● **Your objective**: Reproduce every record below exactly as written, but leave out any pictures.
[start]
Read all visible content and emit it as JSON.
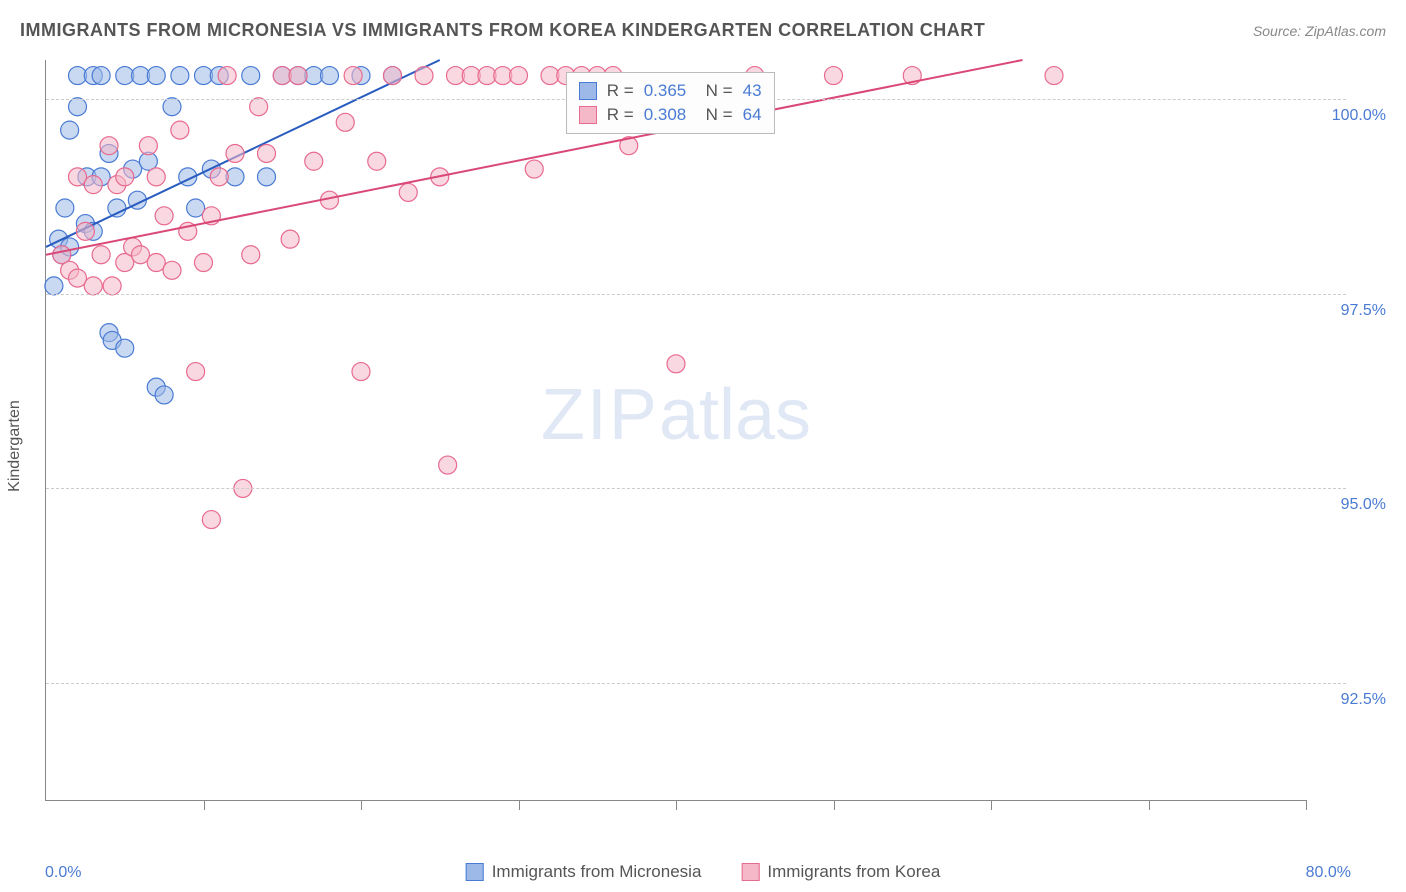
{
  "header": {
    "title": "IMMIGRANTS FROM MICRONESIA VS IMMIGRANTS FROM KOREA KINDERGARTEN CORRELATION CHART",
    "source": "Source: ZipAtlas.com"
  },
  "chart": {
    "type": "scatter",
    "ylabel": "Kindergarten",
    "xlim": [
      0,
      80
    ],
    "ylim": [
      91,
      100.5
    ],
    "xtick_positions": [
      0,
      10,
      20,
      30,
      40,
      50,
      60,
      70,
      80
    ],
    "xtick_label_min": "0.0%",
    "xtick_label_max": "80.0%",
    "ytick_positions": [
      92.5,
      95.0,
      97.5,
      100.0
    ],
    "ytick_labels": [
      "92.5%",
      "95.0%",
      "97.5%",
      "100.0%"
    ],
    "grid_color": "#d5d5d5",
    "background_color": "#ffffff",
    "marker_radius": 9,
    "marker_opacity": 0.55,
    "line_width": 2,
    "series": [
      {
        "id": "micronesia",
        "label": "Immigrants from Micronesia",
        "color_fill": "#9db9e8",
        "color_stroke": "#4a7bd4",
        "line_color": "#2a5cc0",
        "R": "0.365",
        "N": "43",
        "trend": {
          "x1": 0,
          "y1": 98.1,
          "x2": 25,
          "y2": 100.5
        },
        "points": [
          [
            0.5,
            97.6
          ],
          [
            0.8,
            98.2
          ],
          [
            1.0,
            98.0
          ],
          [
            1.2,
            98.6
          ],
          [
            1.5,
            99.6
          ],
          [
            1.5,
            98.1
          ],
          [
            2.0,
            100.3
          ],
          [
            2.0,
            99.9
          ],
          [
            2.5,
            98.4
          ],
          [
            2.6,
            99.0
          ],
          [
            3.0,
            100.3
          ],
          [
            3.0,
            98.3
          ],
          [
            3.5,
            99.0
          ],
          [
            3.5,
            100.3
          ],
          [
            4.0,
            99.3
          ],
          [
            4.0,
            97.0
          ],
          [
            4.2,
            96.9
          ],
          [
            4.5,
            98.6
          ],
          [
            5.0,
            100.3
          ],
          [
            5.0,
            96.8
          ],
          [
            5.5,
            99.1
          ],
          [
            5.8,
            98.7
          ],
          [
            6.0,
            100.3
          ],
          [
            6.5,
            99.2
          ],
          [
            7.0,
            100.3
          ],
          [
            7.0,
            96.3
          ],
          [
            7.5,
            96.2
          ],
          [
            8.0,
            99.9
          ],
          [
            8.5,
            100.3
          ],
          [
            9.0,
            99.0
          ],
          [
            9.5,
            98.6
          ],
          [
            10.0,
            100.3
          ],
          [
            10.5,
            99.1
          ],
          [
            11.0,
            100.3
          ],
          [
            12.0,
            99.0
          ],
          [
            13.0,
            100.3
          ],
          [
            14.0,
            99.0
          ],
          [
            15.0,
            100.3
          ],
          [
            16.0,
            100.3
          ],
          [
            17.0,
            100.3
          ],
          [
            18.0,
            100.3
          ],
          [
            20.0,
            100.3
          ],
          [
            22.0,
            100.3
          ]
        ]
      },
      {
        "id": "korea",
        "label": "Immigrants from Korea",
        "color_fill": "#f5b8c8",
        "color_stroke": "#e76a8f",
        "line_color": "#d94876",
        "R": "0.308",
        "N": "64",
        "trend": {
          "x1": 0,
          "y1": 98.0,
          "x2": 62,
          "y2": 100.5
        },
        "points": [
          [
            1.0,
            98.0
          ],
          [
            1.5,
            97.8
          ],
          [
            2.0,
            97.7
          ],
          [
            2.0,
            99.0
          ],
          [
            2.5,
            98.3
          ],
          [
            3.0,
            98.9
          ],
          [
            3.0,
            97.6
          ],
          [
            3.5,
            98.0
          ],
          [
            4.0,
            99.4
          ],
          [
            4.2,
            97.6
          ],
          [
            4.5,
            98.9
          ],
          [
            5.0,
            97.9
          ],
          [
            5.0,
            99.0
          ],
          [
            5.5,
            98.1
          ],
          [
            6.0,
            98.0
          ],
          [
            6.5,
            99.4
          ],
          [
            7.0,
            97.9
          ],
          [
            7.0,
            99.0
          ],
          [
            7.5,
            98.5
          ],
          [
            8.0,
            97.8
          ],
          [
            8.5,
            99.6
          ],
          [
            9.0,
            98.3
          ],
          [
            9.5,
            96.5
          ],
          [
            10.0,
            97.9
          ],
          [
            10.5,
            98.5
          ],
          [
            10.5,
            94.6
          ],
          [
            11.0,
            99.0
          ],
          [
            11.5,
            100.3
          ],
          [
            12.0,
            99.3
          ],
          [
            12.5,
            95.0
          ],
          [
            13.0,
            98.0
          ],
          [
            13.5,
            99.9
          ],
          [
            14.0,
            99.3
          ],
          [
            15.0,
            100.3
          ],
          [
            15.5,
            98.2
          ],
          [
            16.0,
            100.3
          ],
          [
            17.0,
            99.2
          ],
          [
            18.0,
            98.7
          ],
          [
            19.0,
            99.7
          ],
          [
            19.5,
            100.3
          ],
          [
            20.0,
            96.5
          ],
          [
            21.0,
            99.2
          ],
          [
            22.0,
            100.3
          ],
          [
            23.0,
            98.8
          ],
          [
            24.0,
            100.3
          ],
          [
            25.0,
            99.0
          ],
          [
            25.5,
            95.3
          ],
          [
            26.0,
            100.3
          ],
          [
            27.0,
            100.3
          ],
          [
            28.0,
            100.3
          ],
          [
            29.0,
            100.3
          ],
          [
            30.0,
            100.3
          ],
          [
            31.0,
            99.1
          ],
          [
            32.0,
            100.3
          ],
          [
            33.0,
            100.3
          ],
          [
            34.0,
            100.3
          ],
          [
            35.0,
            100.3
          ],
          [
            36.0,
            100.3
          ],
          [
            37.0,
            99.4
          ],
          [
            40.0,
            96.6
          ],
          [
            45.0,
            100.3
          ],
          [
            50.0,
            100.3
          ],
          [
            55.0,
            100.3
          ],
          [
            64.0,
            100.3
          ]
        ]
      }
    ],
    "legend": {
      "items": [
        {
          "label": "Immigrants from Micronesia",
          "fill": "#9db9e8",
          "stroke": "#4a7bd4"
        },
        {
          "label": "Immigrants from Korea",
          "fill": "#f5b8c8",
          "stroke": "#e76a8f"
        }
      ]
    },
    "watermark": "ZIPatlas"
  }
}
[end]
● **Written response**:
Read all visible content and emit it as JSON.
{
  "header": {
    "title": "IMMIGRANTS FROM MICRONESIA VS IMMIGRANTS FROM KOREA KINDERGARTEN CORRELATION CHART",
    "source": "Source: ZipAtlas.com"
  },
  "chart": {
    "type": "scatter",
    "ylabel": "Kindergarten",
    "xlim": [
      0,
      80
    ],
    "ylim": [
      91,
      100.5
    ],
    "xtick_positions": [
      0,
      10,
      20,
      30,
      40,
      50,
      60,
      70,
      80
    ],
    "xtick_label_min": "0.0%",
    "xtick_label_max": "80.0%",
    "ytick_positions": [
      92.5,
      95.0,
      97.5,
      100.0
    ],
    "ytick_labels": [
      "92.5%",
      "95.0%",
      "97.5%",
      "100.0%"
    ],
    "grid_color": "#d5d5d5",
    "background_color": "#ffffff",
    "marker_radius": 9,
    "marker_opacity": 0.55,
    "line_width": 2,
    "series": [
      {
        "id": "micronesia",
        "label": "Immigrants from Micronesia",
        "color_fill": "#9db9e8",
        "color_stroke": "#4a7bd4",
        "line_color": "#2a5cc0",
        "R": "0.365",
        "N": "43",
        "trend": {
          "x1": 0,
          "y1": 98.1,
          "x2": 25,
          "y2": 100.5
        },
        "points": [
          [
            0.5,
            97.6
          ],
          [
            0.8,
            98.2
          ],
          [
            1.0,
            98.0
          ],
          [
            1.2,
            98.6
          ],
          [
            1.5,
            99.6
          ],
          [
            1.5,
            98.1
          ],
          [
            2.0,
            100.3
          ],
          [
            2.0,
            99.9
          ],
          [
            2.5,
            98.4
          ],
          [
            2.6,
            99.0
          ],
          [
            3.0,
            100.3
          ],
          [
            3.0,
            98.3
          ],
          [
            3.5,
            99.0
          ],
          [
            3.5,
            100.3
          ],
          [
            4.0,
            99.3
          ],
          [
            4.0,
            97.0
          ],
          [
            4.2,
            96.9
          ],
          [
            4.5,
            98.6
          ],
          [
            5.0,
            100.3
          ],
          [
            5.0,
            96.8
          ],
          [
            5.5,
            99.1
          ],
          [
            5.8,
            98.7
          ],
          [
            6.0,
            100.3
          ],
          [
            6.5,
            99.2
          ],
          [
            7.0,
            100.3
          ],
          [
            7.0,
            96.3
          ],
          [
            7.5,
            96.2
          ],
          [
            8.0,
            99.9
          ],
          [
            8.5,
            100.3
          ],
          [
            9.0,
            99.0
          ],
          [
            9.5,
            98.6
          ],
          [
            10.0,
            100.3
          ],
          [
            10.5,
            99.1
          ],
          [
            11.0,
            100.3
          ],
          [
            12.0,
            99.0
          ],
          [
            13.0,
            100.3
          ],
          [
            14.0,
            99.0
          ],
          [
            15.0,
            100.3
          ],
          [
            16.0,
            100.3
          ],
          [
            17.0,
            100.3
          ],
          [
            18.0,
            100.3
          ],
          [
            20.0,
            100.3
          ],
          [
            22.0,
            100.3
          ]
        ]
      },
      {
        "id": "korea",
        "label": "Immigrants from Korea",
        "color_fill": "#f5b8c8",
        "color_stroke": "#e76a8f",
        "line_color": "#d94876",
        "R": "0.308",
        "N": "64",
        "trend": {
          "x1": 0,
          "y1": 98.0,
          "x2": 62,
          "y2": 100.5
        },
        "points": [
          [
            1.0,
            98.0
          ],
          [
            1.5,
            97.8
          ],
          [
            2.0,
            97.7
          ],
          [
            2.0,
            99.0
          ],
          [
            2.5,
            98.3
          ],
          [
            3.0,
            98.9
          ],
          [
            3.0,
            97.6
          ],
          [
            3.5,
            98.0
          ],
          [
            4.0,
            99.4
          ],
          [
            4.2,
            97.6
          ],
          [
            4.5,
            98.9
          ],
          [
            5.0,
            97.9
          ],
          [
            5.0,
            99.0
          ],
          [
            5.5,
            98.1
          ],
          [
            6.0,
            98.0
          ],
          [
            6.5,
            99.4
          ],
          [
            7.0,
            97.9
          ],
          [
            7.0,
            99.0
          ],
          [
            7.5,
            98.5
          ],
          [
            8.0,
            97.8
          ],
          [
            8.5,
            99.6
          ],
          [
            9.0,
            98.3
          ],
          [
            9.5,
            96.5
          ],
          [
            10.0,
            97.9
          ],
          [
            10.5,
            98.5
          ],
          [
            10.5,
            94.6
          ],
          [
            11.0,
            99.0
          ],
          [
            11.5,
            100.3
          ],
          [
            12.0,
            99.3
          ],
          [
            12.5,
            95.0
          ],
          [
            13.0,
            98.0
          ],
          [
            13.5,
            99.9
          ],
          [
            14.0,
            99.3
          ],
          [
            15.0,
            100.3
          ],
          [
            15.5,
            98.2
          ],
          [
            16.0,
            100.3
          ],
          [
            17.0,
            99.2
          ],
          [
            18.0,
            98.7
          ],
          [
            19.0,
            99.7
          ],
          [
            19.5,
            100.3
          ],
          [
            20.0,
            96.5
          ],
          [
            21.0,
            99.2
          ],
          [
            22.0,
            100.3
          ],
          [
            23.0,
            98.8
          ],
          [
            24.0,
            100.3
          ],
          [
            25.0,
            99.0
          ],
          [
            25.5,
            95.3
          ],
          [
            26.0,
            100.3
          ],
          [
            27.0,
            100.3
          ],
          [
            28.0,
            100.3
          ],
          [
            29.0,
            100.3
          ],
          [
            30.0,
            100.3
          ],
          [
            31.0,
            99.1
          ],
          [
            32.0,
            100.3
          ],
          [
            33.0,
            100.3
          ],
          [
            34.0,
            100.3
          ],
          [
            35.0,
            100.3
          ],
          [
            36.0,
            100.3
          ],
          [
            37.0,
            99.4
          ],
          [
            40.0,
            96.6
          ],
          [
            45.0,
            100.3
          ],
          [
            50.0,
            100.3
          ],
          [
            55.0,
            100.3
          ],
          [
            64.0,
            100.3
          ]
        ]
      }
    ],
    "legend": {
      "items": [
        {
          "label": "Immigrants from Micronesia",
          "fill": "#9db9e8",
          "stroke": "#4a7bd4"
        },
        {
          "label": "Immigrants from Korea",
          "fill": "#f5b8c8",
          "stroke": "#e76a8f"
        }
      ]
    },
    "watermark": "ZIPatlas"
  }
}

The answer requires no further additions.